Extracts from a graphics dataset:
——
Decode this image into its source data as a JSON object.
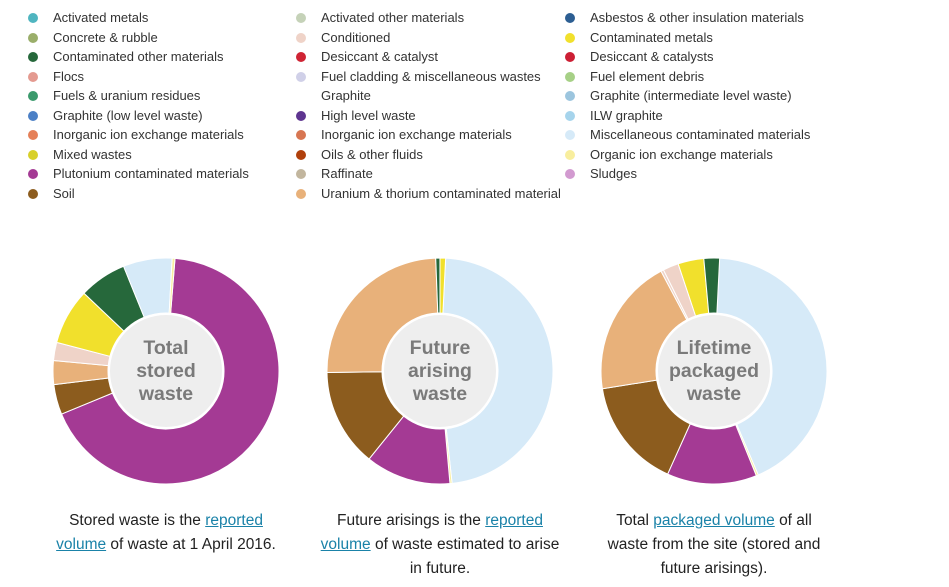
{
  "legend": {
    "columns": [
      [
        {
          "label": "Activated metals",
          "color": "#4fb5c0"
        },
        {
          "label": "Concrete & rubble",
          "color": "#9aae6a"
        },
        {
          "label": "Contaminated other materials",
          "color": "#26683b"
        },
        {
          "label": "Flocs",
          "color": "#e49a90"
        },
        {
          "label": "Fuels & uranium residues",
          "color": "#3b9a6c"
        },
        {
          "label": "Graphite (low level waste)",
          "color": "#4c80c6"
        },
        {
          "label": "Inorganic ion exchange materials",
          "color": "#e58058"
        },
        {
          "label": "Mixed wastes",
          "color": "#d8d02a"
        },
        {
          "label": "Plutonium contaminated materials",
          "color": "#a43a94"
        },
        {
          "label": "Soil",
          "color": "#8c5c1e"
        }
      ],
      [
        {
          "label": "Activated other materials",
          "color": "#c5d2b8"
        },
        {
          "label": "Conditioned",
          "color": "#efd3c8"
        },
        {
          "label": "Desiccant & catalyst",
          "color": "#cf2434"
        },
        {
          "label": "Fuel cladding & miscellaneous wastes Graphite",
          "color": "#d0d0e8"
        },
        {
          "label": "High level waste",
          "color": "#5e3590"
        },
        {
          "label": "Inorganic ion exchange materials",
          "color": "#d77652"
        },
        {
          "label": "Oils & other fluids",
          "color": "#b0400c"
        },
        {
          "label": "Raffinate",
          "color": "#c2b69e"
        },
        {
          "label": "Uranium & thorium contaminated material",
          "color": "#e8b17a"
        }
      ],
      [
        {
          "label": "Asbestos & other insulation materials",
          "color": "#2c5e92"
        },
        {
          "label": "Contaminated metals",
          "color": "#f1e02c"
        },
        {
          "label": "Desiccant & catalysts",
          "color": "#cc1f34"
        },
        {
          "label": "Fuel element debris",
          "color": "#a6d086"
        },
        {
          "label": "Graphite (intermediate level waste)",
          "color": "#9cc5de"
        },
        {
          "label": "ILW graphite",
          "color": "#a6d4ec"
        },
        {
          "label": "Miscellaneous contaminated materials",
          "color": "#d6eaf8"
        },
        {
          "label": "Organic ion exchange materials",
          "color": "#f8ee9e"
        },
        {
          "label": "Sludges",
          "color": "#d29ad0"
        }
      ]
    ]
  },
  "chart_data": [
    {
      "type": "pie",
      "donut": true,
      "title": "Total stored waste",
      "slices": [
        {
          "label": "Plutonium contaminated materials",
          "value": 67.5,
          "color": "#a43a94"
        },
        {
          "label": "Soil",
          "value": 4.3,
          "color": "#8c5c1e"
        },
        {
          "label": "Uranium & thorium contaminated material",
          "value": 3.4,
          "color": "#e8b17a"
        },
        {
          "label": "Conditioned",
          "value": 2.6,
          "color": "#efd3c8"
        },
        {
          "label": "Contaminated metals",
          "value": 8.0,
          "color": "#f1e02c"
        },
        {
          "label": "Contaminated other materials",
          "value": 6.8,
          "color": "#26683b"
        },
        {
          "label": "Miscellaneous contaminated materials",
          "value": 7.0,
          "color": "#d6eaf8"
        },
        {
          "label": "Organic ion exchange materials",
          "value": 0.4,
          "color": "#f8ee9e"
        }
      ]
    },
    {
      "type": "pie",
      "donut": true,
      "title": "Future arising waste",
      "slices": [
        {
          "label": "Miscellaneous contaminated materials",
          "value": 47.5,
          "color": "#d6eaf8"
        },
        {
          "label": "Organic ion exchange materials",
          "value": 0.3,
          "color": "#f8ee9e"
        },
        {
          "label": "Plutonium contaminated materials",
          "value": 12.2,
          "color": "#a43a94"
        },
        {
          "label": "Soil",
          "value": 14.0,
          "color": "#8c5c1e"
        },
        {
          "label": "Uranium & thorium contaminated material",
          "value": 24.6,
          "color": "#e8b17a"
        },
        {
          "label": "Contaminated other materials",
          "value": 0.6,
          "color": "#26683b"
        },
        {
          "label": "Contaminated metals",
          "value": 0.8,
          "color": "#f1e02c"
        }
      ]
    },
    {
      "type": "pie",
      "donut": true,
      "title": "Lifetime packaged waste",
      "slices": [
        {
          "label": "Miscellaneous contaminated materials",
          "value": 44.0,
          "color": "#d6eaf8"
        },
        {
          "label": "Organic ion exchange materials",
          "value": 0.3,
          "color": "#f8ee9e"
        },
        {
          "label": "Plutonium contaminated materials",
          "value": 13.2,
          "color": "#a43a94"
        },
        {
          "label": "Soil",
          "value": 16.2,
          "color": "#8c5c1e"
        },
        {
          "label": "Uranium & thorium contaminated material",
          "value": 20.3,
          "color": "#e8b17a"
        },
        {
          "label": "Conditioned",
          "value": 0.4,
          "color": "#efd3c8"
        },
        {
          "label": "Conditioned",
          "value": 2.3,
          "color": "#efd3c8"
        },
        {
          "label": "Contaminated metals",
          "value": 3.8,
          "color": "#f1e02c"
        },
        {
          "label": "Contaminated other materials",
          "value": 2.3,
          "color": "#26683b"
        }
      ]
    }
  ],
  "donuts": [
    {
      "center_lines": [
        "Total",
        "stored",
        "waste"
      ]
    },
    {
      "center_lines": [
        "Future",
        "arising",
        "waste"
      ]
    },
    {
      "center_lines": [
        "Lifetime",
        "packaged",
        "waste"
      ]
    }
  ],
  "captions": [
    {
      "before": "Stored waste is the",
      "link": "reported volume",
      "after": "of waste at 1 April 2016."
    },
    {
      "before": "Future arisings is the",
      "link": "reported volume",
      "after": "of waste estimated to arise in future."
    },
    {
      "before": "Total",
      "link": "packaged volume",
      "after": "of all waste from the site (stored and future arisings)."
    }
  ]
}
——
Repeat the records word for word. Any picture in them should be left out.

| ANSWER TO THIS PROBLEM |
Decode this image into its source data as a JSON object.
{
  "legend": {
    "columns": [
      [
        {
          "label": "Activated metals",
          "color": "#4fb5c0"
        },
        {
          "label": "Concrete & rubble",
          "color": "#9aae6a"
        },
        {
          "label": "Contaminated other materials",
          "color": "#26683b"
        },
        {
          "label": "Flocs",
          "color": "#e49a90"
        },
        {
          "label": "Fuels & uranium residues",
          "color": "#3b9a6c"
        },
        {
          "label": "Graphite (low level waste)",
          "color": "#4c80c6"
        },
        {
          "label": "Inorganic ion exchange materials",
          "color": "#e58058"
        },
        {
          "label": "Mixed wastes",
          "color": "#d8d02a"
        },
        {
          "label": "Plutonium contaminated materials",
          "color": "#a43a94"
        },
        {
          "label": "Soil",
          "color": "#8c5c1e"
        }
      ],
      [
        {
          "label": "Activated other materials",
          "color": "#c5d2b8"
        },
        {
          "label": "Conditioned",
          "color": "#efd3c8"
        },
        {
          "label": "Desiccant & catalyst",
          "color": "#cf2434"
        },
        {
          "label": "Fuel cladding & miscellaneous wastes Graphite",
          "color": "#d0d0e8"
        },
        {
          "label": "High level waste",
          "color": "#5e3590"
        },
        {
          "label": "Inorganic ion exchange materials",
          "color": "#d77652"
        },
        {
          "label": "Oils & other fluids",
          "color": "#b0400c"
        },
        {
          "label": "Raffinate",
          "color": "#c2b69e"
        },
        {
          "label": "Uranium & thorium contaminated material",
          "color": "#e8b17a"
        }
      ],
      [
        {
          "label": "Asbestos & other insulation materials",
          "color": "#2c5e92"
        },
        {
          "label": "Contaminated metals",
          "color": "#f1e02c"
        },
        {
          "label": "Desiccant & catalysts",
          "color": "#cc1f34"
        },
        {
          "label": "Fuel element debris",
          "color": "#a6d086"
        },
        {
          "label": "Graphite (intermediate level waste)",
          "color": "#9cc5de"
        },
        {
          "label": "ILW graphite",
          "color": "#a6d4ec"
        },
        {
          "label": "Miscellaneous contaminated materials",
          "color": "#d6eaf8"
        },
        {
          "label": "Organic ion exchange materials",
          "color": "#f8ee9e"
        },
        {
          "label": "Sludges",
          "color": "#d29ad0"
        }
      ]
    ]
  },
  "chart_data": [
    {
      "type": "pie",
      "donut": true,
      "title": "Total stored waste",
      "slices": [
        {
          "label": "Plutonium contaminated materials",
          "value": 67.5,
          "color": "#a43a94"
        },
        {
          "label": "Soil",
          "value": 4.3,
          "color": "#8c5c1e"
        },
        {
          "label": "Uranium & thorium contaminated material",
          "value": 3.4,
          "color": "#e8b17a"
        },
        {
          "label": "Conditioned",
          "value": 2.6,
          "color": "#efd3c8"
        },
        {
          "label": "Contaminated metals",
          "value": 8.0,
          "color": "#f1e02c"
        },
        {
          "label": "Contaminated other materials",
          "value": 6.8,
          "color": "#26683b"
        },
        {
          "label": "Miscellaneous contaminated materials",
          "value": 7.0,
          "color": "#d6eaf8"
        },
        {
          "label": "Organic ion exchange materials",
          "value": 0.4,
          "color": "#f8ee9e"
        }
      ]
    },
    {
      "type": "pie",
      "donut": true,
      "title": "Future arising waste",
      "slices": [
        {
          "label": "Miscellaneous contaminated materials",
          "value": 47.5,
          "color": "#d6eaf8"
        },
        {
          "label": "Organic ion exchange materials",
          "value": 0.3,
          "color": "#f8ee9e"
        },
        {
          "label": "Plutonium contaminated materials",
          "value": 12.2,
          "color": "#a43a94"
        },
        {
          "label": "Soil",
          "value": 14.0,
          "color": "#8c5c1e"
        },
        {
          "label": "Uranium & thorium contaminated material",
          "value": 24.6,
          "color": "#e8b17a"
        },
        {
          "label": "Contaminated other materials",
          "value": 0.6,
          "color": "#26683b"
        },
        {
          "label": "Contaminated metals",
          "value": 0.8,
          "color": "#f1e02c"
        }
      ]
    },
    {
      "type": "pie",
      "donut": true,
      "title": "Lifetime packaged waste",
      "slices": [
        {
          "label": "Miscellaneous contaminated materials",
          "value": 44.0,
          "color": "#d6eaf8"
        },
        {
          "label": "Organic ion exchange materials",
          "value": 0.3,
          "color": "#f8ee9e"
        },
        {
          "label": "Plutonium contaminated materials",
          "value": 13.2,
          "color": "#a43a94"
        },
        {
          "label": "Soil",
          "value": 16.2,
          "color": "#8c5c1e"
        },
        {
          "label": "Uranium & thorium contaminated material",
          "value": 20.3,
          "color": "#e8b17a"
        },
        {
          "label": "Conditioned",
          "value": 0.4,
          "color": "#efd3c8"
        },
        {
          "label": "Conditioned",
          "value": 2.3,
          "color": "#efd3c8"
        },
        {
          "label": "Contaminated metals",
          "value": 3.8,
          "color": "#f1e02c"
        },
        {
          "label": "Contaminated other materials",
          "value": 2.3,
          "color": "#26683b"
        }
      ]
    }
  ],
  "donuts": [
    {
      "center_lines": [
        "Total",
        "stored",
        "waste"
      ]
    },
    {
      "center_lines": [
        "Future",
        "arising",
        "waste"
      ]
    },
    {
      "center_lines": [
        "Lifetime",
        "packaged",
        "waste"
      ]
    }
  ],
  "captions": [
    {
      "before": "Stored waste is the",
      "link": "reported volume",
      "after": "of waste at 1 April 2016."
    },
    {
      "before": "Future arisings is the",
      "link": "reported volume",
      "after": "of waste estimated to arise in future."
    },
    {
      "before": "Total",
      "link": "packaged volume",
      "after": "of all waste from the site (stored and future arisings)."
    }
  ]
}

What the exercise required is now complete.